[Stored items from a collection]
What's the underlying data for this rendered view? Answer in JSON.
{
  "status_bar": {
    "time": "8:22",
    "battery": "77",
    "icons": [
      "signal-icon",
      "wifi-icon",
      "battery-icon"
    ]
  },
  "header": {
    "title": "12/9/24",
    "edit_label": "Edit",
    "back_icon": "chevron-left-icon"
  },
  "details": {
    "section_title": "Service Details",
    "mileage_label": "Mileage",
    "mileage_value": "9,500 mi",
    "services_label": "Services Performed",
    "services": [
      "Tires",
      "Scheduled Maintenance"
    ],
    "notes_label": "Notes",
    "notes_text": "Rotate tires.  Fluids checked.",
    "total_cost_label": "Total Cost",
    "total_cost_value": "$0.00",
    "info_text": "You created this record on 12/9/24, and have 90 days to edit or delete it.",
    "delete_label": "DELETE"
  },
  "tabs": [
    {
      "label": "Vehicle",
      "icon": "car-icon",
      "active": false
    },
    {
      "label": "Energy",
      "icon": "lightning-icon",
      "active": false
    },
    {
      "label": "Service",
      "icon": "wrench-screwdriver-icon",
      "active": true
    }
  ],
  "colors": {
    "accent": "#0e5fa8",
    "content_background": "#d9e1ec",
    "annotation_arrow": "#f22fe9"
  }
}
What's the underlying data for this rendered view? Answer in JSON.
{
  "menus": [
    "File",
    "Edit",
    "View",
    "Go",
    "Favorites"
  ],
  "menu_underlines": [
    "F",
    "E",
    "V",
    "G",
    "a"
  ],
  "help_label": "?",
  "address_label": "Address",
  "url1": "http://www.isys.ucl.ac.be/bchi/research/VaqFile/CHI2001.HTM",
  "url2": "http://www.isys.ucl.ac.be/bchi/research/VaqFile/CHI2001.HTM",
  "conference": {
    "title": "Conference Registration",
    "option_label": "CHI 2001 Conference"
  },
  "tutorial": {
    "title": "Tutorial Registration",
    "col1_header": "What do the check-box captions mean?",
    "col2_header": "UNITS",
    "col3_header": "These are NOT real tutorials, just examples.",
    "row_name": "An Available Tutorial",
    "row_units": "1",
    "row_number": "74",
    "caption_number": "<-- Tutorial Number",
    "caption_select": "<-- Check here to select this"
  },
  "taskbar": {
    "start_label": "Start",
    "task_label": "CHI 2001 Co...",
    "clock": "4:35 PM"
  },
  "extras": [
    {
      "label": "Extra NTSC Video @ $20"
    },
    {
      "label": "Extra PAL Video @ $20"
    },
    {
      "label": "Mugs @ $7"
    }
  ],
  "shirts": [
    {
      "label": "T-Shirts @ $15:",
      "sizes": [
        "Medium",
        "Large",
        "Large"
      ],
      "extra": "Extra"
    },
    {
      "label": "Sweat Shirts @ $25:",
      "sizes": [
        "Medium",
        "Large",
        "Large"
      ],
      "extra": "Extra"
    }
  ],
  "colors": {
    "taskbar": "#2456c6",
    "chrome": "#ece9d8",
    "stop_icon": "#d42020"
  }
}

- [Request]
Tally the lines of the listing above that include the word "research". Answer with the number alone.

- [Completed task]
2